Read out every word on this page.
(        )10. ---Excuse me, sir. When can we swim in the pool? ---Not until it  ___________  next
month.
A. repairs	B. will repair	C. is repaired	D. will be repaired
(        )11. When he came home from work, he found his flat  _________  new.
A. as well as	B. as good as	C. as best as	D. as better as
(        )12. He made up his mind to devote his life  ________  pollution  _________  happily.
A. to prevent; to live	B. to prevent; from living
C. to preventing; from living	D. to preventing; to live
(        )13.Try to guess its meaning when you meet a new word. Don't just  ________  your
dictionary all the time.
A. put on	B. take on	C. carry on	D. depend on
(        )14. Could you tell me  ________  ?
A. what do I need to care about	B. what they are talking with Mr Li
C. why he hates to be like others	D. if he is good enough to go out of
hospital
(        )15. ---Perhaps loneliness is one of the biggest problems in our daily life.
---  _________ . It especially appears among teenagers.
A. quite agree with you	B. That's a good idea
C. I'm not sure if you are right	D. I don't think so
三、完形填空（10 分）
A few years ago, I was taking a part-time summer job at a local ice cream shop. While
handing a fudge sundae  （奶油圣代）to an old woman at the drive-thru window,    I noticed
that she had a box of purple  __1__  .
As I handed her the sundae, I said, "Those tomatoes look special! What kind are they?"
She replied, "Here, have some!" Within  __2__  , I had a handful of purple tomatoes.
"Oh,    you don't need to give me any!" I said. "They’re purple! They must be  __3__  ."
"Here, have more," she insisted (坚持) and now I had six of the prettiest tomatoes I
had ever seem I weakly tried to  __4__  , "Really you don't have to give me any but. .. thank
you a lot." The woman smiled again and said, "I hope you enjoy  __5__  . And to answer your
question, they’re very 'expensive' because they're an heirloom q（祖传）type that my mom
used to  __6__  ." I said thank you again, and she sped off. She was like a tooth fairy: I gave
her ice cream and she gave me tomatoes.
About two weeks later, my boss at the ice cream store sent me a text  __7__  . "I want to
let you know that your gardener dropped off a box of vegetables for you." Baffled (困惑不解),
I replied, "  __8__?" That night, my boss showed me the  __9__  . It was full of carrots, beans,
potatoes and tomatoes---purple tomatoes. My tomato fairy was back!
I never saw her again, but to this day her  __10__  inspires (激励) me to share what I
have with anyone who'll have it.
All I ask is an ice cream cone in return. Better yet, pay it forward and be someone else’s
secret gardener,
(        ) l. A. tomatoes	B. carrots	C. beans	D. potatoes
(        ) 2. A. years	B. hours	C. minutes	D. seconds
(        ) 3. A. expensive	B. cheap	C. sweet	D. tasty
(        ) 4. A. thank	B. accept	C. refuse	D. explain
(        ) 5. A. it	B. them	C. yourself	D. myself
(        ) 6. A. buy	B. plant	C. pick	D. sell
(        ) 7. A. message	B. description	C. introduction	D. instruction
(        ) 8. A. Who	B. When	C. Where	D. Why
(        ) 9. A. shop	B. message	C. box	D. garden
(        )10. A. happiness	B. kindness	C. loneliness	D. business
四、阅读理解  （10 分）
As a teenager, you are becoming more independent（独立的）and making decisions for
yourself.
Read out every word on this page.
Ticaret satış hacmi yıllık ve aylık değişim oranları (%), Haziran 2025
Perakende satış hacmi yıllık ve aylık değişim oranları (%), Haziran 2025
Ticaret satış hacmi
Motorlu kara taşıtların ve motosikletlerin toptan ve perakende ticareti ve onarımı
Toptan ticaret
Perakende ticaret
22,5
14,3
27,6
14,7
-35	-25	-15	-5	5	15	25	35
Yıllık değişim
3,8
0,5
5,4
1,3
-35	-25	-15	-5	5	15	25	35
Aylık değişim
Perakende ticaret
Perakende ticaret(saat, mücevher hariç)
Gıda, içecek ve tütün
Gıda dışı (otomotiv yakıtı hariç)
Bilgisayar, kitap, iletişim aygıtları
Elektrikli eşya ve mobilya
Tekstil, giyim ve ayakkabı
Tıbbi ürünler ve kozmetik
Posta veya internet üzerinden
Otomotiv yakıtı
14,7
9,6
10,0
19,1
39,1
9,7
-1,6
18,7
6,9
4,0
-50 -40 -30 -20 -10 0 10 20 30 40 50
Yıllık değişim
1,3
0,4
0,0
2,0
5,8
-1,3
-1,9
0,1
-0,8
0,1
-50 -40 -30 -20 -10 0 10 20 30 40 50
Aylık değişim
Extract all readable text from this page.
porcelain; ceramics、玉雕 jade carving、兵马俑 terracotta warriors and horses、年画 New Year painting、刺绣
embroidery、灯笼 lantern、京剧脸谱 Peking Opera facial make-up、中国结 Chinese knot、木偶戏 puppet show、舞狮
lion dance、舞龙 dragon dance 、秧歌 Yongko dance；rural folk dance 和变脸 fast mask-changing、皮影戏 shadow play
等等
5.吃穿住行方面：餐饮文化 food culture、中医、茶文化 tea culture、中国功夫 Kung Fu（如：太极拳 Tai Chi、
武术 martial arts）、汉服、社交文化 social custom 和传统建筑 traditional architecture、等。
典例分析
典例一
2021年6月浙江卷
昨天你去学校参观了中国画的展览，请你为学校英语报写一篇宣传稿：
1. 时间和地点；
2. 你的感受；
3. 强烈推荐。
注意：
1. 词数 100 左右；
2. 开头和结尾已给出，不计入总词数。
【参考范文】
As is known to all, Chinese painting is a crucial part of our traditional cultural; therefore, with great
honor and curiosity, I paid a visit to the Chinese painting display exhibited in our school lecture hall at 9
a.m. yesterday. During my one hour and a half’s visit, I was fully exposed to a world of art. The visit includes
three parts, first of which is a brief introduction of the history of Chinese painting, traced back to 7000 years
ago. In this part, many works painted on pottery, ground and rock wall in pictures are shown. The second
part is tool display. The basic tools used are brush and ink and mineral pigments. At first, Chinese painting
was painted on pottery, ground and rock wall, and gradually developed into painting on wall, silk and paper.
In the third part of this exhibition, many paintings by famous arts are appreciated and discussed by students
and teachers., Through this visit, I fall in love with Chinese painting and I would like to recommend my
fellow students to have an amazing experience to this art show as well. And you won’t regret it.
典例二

....................

TASK OBJECTIVE:
List each line in the listing that contains the string "wall".

EXERCISE ANSWER:
ago. In this part, many works painted on pottery, ground and rock wall in pictures are shown. The second
was painted on pottery, ground and rock wall, and gradually developed into painting on wall, silk and paper.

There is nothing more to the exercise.